Written instruction 1:
Copy out the passage on the Leopard tanks word for word, in full.

Given passage:
···

The West German tank industry produced just two tank designs during the Cold War – Leopard 1 and Leopard 2 – both of which were outstandingly successful. The Leopard 1 was originally produced as part of the 1950s Franco-German project, but, when this fell apart, the German entry was placed in full production in 1963 for the German army. Some 4,561 Leopard 1s were produced in Germany between 1965 and 1979, with another 920 in Italy.

The Leopard 1 was conventional in design, being armed with a British L7 105 mm gun, powered by a multi-fuel engine, and with a crew of four. The design incorporated the lessons learned by the German army on the Russian front in the Second World War and was well armoured but also highly mobile. The Leopard 1 became the virtual NATO standard tank of the 1970s, equipping the Belgian, Canadian, Danish, Dutch, West German, Italian and Norwegian armies.

···

Element box annotations:
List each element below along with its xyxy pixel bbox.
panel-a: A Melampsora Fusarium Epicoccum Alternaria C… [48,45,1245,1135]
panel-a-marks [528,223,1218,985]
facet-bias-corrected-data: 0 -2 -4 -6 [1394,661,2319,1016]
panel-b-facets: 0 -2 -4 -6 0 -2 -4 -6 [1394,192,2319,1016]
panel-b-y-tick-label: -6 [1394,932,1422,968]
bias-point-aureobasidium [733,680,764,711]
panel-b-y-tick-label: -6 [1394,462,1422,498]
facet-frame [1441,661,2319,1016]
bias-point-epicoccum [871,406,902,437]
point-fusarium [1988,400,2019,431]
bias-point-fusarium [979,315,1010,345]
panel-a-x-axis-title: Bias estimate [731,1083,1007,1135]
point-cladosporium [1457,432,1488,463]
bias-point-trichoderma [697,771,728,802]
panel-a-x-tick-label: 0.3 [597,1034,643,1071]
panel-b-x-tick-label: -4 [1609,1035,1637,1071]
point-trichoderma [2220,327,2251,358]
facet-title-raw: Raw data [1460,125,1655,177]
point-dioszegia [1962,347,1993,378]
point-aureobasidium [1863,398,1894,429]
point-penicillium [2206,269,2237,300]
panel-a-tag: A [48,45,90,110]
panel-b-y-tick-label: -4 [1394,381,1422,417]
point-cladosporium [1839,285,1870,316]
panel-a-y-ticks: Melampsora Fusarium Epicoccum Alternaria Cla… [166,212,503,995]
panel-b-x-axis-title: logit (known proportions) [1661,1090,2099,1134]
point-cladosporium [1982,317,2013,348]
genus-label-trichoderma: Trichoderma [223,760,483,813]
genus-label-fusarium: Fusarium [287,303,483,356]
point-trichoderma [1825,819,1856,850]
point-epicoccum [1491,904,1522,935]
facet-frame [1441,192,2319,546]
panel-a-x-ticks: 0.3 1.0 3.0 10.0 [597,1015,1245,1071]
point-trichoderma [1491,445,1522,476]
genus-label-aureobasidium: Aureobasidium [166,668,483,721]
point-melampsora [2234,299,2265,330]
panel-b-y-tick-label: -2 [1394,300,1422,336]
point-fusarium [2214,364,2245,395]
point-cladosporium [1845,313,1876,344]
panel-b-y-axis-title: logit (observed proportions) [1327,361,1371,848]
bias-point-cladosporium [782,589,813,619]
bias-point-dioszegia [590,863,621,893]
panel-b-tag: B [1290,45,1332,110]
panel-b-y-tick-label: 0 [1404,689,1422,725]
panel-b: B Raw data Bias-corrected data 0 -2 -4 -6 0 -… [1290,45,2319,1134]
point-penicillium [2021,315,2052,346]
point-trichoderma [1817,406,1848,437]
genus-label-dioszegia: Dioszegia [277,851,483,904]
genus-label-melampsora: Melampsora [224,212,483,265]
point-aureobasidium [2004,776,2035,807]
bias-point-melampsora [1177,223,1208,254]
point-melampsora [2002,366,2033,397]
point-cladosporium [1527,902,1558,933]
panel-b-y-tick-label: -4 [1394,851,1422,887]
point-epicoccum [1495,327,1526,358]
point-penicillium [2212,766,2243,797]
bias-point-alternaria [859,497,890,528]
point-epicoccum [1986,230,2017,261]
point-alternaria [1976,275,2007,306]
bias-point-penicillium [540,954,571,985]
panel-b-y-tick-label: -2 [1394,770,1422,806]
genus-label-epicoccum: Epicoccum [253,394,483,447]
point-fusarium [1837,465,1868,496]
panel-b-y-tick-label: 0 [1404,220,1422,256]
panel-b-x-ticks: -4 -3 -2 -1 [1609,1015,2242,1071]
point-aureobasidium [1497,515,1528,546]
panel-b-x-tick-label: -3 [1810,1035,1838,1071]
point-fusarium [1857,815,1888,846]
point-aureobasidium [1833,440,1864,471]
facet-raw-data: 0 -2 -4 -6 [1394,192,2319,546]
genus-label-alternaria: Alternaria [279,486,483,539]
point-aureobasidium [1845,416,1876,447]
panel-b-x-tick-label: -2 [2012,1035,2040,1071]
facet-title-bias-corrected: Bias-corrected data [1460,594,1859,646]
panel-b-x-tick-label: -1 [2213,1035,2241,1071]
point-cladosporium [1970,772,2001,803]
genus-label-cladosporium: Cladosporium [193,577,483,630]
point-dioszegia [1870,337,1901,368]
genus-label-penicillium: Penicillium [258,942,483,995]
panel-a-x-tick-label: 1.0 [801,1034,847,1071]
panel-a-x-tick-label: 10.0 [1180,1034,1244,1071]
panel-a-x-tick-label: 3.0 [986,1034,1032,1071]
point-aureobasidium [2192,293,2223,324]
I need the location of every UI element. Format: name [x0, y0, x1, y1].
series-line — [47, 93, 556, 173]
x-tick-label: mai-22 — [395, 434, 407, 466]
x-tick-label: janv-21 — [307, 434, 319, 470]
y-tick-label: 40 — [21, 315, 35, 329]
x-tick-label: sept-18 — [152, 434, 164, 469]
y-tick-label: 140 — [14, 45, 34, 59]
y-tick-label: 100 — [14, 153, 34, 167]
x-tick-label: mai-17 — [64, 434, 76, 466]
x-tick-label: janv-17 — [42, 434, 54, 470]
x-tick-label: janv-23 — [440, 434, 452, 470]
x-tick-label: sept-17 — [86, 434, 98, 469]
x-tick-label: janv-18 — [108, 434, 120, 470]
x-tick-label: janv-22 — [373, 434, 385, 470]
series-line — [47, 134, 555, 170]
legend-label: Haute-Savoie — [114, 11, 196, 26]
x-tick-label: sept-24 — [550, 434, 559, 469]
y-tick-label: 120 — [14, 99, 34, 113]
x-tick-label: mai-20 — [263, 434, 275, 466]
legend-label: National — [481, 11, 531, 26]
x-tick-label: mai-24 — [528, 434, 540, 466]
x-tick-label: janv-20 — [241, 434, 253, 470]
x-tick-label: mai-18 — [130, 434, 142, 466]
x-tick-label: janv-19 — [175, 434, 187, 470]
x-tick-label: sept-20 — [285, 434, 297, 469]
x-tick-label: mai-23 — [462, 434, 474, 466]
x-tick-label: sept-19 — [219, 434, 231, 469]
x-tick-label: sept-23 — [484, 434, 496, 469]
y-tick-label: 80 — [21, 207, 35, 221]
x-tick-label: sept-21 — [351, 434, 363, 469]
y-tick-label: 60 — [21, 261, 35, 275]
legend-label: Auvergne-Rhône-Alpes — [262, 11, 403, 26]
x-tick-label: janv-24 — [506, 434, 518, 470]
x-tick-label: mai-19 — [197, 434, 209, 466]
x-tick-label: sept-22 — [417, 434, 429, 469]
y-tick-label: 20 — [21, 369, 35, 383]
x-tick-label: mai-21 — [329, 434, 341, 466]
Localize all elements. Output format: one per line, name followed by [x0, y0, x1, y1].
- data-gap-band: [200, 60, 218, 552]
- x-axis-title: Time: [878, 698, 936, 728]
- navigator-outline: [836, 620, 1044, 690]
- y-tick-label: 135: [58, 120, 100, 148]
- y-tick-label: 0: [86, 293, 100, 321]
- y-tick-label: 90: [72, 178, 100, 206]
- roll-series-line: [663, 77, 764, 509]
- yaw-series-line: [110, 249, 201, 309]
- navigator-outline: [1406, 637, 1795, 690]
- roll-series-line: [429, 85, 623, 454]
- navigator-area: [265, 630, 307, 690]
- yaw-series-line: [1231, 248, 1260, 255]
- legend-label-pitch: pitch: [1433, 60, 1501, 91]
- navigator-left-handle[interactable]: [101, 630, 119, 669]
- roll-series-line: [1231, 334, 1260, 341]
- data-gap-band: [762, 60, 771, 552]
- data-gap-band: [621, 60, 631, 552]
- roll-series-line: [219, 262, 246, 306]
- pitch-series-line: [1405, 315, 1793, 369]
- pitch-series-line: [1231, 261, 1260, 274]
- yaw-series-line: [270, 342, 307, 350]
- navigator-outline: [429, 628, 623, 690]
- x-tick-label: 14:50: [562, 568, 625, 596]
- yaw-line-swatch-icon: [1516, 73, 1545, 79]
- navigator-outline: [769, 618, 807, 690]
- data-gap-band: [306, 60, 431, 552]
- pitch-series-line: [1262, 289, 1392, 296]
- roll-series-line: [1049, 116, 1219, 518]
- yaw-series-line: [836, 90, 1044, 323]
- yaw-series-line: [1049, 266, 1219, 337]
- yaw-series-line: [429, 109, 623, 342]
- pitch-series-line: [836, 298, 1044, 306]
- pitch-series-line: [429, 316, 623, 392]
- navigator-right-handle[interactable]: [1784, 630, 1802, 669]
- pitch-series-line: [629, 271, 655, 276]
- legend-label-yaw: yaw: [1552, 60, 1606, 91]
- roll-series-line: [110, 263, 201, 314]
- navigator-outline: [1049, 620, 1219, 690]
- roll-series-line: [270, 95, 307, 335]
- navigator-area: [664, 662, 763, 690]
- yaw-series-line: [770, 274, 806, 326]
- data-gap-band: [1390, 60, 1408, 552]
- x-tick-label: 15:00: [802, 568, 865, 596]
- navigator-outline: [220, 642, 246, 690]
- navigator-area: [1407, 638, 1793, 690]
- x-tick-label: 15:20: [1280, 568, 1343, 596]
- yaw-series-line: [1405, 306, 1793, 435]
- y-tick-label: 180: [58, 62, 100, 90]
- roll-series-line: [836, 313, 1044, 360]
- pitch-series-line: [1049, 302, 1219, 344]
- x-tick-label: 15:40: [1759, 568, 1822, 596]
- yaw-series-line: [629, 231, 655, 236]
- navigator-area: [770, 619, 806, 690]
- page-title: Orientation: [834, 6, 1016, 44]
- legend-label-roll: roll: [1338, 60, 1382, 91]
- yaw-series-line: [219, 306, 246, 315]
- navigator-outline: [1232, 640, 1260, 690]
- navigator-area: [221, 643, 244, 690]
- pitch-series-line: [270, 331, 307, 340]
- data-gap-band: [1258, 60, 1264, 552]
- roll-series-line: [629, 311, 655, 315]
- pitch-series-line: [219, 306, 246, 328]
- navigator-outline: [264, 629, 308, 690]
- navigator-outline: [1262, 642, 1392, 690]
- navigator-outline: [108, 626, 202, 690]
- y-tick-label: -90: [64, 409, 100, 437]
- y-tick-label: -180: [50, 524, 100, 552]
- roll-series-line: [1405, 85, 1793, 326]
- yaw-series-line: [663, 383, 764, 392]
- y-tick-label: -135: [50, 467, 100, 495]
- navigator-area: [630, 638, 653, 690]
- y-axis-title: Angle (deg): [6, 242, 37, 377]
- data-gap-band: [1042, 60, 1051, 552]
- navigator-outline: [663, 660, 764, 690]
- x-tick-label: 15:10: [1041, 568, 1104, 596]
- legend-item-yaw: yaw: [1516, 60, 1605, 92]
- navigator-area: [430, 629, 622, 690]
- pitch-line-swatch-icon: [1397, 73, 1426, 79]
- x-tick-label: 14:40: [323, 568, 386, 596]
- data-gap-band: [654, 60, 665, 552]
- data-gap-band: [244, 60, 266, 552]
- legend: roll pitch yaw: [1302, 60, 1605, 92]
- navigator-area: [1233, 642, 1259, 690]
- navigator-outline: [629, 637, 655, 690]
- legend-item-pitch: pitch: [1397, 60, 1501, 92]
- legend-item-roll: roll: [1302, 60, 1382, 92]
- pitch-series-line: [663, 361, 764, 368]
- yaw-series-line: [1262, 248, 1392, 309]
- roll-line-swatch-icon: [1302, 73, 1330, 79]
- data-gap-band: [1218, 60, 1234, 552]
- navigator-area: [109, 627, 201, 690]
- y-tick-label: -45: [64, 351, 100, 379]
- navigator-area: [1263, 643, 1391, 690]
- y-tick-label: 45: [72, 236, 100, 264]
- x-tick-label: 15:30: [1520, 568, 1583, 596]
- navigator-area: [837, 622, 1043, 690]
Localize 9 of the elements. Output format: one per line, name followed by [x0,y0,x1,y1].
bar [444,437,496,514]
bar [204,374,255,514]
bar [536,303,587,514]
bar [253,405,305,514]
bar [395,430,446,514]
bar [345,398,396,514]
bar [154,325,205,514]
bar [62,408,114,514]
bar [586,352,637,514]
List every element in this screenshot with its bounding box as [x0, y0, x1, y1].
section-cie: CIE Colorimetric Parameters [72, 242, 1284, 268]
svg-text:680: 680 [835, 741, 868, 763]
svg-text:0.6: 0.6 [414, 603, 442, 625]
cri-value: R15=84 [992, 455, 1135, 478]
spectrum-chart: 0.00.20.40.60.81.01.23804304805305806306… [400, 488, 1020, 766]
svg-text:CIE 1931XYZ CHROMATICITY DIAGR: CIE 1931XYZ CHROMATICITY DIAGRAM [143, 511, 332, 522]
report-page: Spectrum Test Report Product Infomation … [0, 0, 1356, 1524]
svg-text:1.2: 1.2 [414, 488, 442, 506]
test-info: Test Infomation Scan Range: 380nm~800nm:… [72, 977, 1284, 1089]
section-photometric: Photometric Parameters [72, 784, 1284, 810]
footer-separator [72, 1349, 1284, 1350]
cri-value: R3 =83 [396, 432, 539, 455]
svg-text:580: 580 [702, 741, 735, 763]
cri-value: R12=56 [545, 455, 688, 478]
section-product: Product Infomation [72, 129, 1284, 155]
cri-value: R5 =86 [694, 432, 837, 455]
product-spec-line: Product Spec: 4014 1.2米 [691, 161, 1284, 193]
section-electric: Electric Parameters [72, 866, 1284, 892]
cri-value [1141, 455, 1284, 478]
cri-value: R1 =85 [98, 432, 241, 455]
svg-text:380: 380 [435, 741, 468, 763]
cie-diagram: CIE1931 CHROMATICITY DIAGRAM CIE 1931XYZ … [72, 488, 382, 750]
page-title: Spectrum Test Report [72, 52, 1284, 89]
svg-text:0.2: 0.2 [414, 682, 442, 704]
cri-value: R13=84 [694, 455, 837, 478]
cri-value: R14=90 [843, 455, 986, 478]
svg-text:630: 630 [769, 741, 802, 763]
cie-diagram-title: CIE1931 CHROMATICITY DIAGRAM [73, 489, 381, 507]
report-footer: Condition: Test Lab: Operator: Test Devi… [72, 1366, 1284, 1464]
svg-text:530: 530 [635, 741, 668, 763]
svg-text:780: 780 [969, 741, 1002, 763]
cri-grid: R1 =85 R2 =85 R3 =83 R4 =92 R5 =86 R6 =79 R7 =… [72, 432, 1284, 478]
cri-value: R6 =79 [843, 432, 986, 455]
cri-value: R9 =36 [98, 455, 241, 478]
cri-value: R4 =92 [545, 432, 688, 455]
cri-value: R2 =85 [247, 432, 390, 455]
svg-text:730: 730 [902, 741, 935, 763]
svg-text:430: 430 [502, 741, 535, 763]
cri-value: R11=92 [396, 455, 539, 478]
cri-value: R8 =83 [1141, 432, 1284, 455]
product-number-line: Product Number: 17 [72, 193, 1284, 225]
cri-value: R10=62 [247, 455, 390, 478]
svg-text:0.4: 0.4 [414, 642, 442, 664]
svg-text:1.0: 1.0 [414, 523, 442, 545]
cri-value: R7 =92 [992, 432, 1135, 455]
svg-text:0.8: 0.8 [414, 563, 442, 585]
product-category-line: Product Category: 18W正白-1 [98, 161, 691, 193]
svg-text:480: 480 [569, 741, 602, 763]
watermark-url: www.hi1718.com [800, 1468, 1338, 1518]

···

Written instruction 2:
Recast the listing as a Markdown table with the columns "Row" and "Line", starting at the first line of the listing and ending at the line containing "panel-b-facets: 0 -2". Leave out blank lines.

Full response 1:
The West German tank industry produced just two tank designs during the Cold War – Leopard 1 and Leopard 2 – both of which were outstandingly successful. The Leopard 1 was originally produced as part of the 1950s Franco-German project, but, when this fell apart, the German entry was placed in full production in 1963 for the German army. Some 4,561 Leopard 1s were produced in Germany between 1965 and 1979, with another 920 in Italy.

The Leopard 1 was conventional in design, being armed with a British L7 105 mm gun, powered by a multi-fuel engine, and with a crew of four. The design incorporated the lessons learned by the German army on the Russian front in the Second World War and was well armoured but also highly mobile. The Leopard 1 became the virtual NATO standard tank of the 1970s, equipping the Belgian, Canadian, Danish, Dutch, West German, Italian and Norwegian armies.

Full response 2:
| Row | Line |
|---|---|
| 1 | List each element below along with its xyxy pixel bbox. |
| 2 | panel-a: A Melampsora Fusarium Epicoccum Alternaria C… [48,45,1245,1135] |
| 3 | panel-a-marks [528,223,1218,985] |
| 4 | facet-bias-corrected-data: 0 -2 -4 -6 [1394,661,2319,1016] |
| 5 | panel-b-facets: 0 -2 -4 -6 0 -2 -4 -6 [1394,192,2319,1016] |